Exercise → Print all the entries verbatim.
■ ■ ■ ■ ■
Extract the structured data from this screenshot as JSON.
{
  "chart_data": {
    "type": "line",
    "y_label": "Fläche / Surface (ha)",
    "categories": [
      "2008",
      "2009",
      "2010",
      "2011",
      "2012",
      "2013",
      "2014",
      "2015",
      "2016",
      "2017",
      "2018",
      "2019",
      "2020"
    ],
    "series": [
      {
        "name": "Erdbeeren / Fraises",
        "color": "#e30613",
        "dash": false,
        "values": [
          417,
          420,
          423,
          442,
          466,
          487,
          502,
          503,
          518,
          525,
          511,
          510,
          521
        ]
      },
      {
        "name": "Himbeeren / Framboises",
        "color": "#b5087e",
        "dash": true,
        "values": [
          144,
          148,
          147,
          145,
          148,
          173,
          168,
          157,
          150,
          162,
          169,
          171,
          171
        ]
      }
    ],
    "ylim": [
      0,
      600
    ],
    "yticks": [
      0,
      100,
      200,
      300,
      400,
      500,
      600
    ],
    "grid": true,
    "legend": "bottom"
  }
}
■ ■ ■ ■ ■
Task response →
Extract the structured data from this screenshot as JSON.
{
  "chart_data": {
    "type": "line",
    "y_label": "Fläche / Surface (ha)",
    "categories": [
      "2008",
      "2009",
      "2010",
      "2011",
      "2012",
      "2013",
      "2014",
      "2015",
      "2016",
      "2017",
      "2018",
      "2019",
      "2020"
    ],
    "series": [
      {
        "name": "Erdbeeren / Fraises",
        "color": "#e30613",
        "dash": false,
        "values": [
          417,
          420,
          423,
          442,
          466,
          487,
          502,
          503,
          518,
          525,
          511,
          510,
          521
        ]
      },
      {
        "name": "Himbeeren / Framboises",
        "color": "#b5087e",
        "dash": true,
        "values": [
          144,
          148,
          147,
          145,
          148,
          173,
          168,
          157,
          150,
          162,
          169,
          171,
          171
        ]
      }
    ],
    "ylim": [
      0,
      600
    ],
    "yticks": [
      0,
      100,
      200,
      300,
      400,
      500,
      600
    ],
    "grid": true,
    "legend": "bottom"
  }
}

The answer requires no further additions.